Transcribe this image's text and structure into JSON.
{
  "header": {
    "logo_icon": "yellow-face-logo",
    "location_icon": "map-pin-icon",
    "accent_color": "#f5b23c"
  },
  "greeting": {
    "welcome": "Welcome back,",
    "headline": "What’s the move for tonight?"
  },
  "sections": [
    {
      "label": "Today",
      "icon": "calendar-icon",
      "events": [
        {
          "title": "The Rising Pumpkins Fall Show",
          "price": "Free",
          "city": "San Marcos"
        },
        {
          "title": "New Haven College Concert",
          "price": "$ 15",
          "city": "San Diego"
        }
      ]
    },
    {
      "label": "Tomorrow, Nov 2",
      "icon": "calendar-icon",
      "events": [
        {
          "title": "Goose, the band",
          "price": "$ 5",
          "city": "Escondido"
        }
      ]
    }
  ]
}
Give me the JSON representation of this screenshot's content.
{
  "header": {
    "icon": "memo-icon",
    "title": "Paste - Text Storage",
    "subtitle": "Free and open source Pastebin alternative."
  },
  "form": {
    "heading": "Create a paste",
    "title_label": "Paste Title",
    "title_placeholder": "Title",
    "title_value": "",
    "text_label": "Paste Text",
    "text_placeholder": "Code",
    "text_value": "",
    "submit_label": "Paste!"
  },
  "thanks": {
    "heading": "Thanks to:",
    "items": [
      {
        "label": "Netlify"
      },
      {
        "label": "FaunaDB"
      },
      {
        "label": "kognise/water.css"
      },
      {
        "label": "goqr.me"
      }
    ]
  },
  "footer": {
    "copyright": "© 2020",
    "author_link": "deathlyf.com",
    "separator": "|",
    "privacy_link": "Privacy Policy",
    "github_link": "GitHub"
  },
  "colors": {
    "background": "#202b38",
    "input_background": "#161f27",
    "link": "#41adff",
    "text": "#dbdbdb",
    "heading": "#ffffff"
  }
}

**Do this:**
Return every line above in which the string "Free" occurs.

**Output below:**
          "price": "Free",
    "subtitle": "Free and open source Pastebin alternative."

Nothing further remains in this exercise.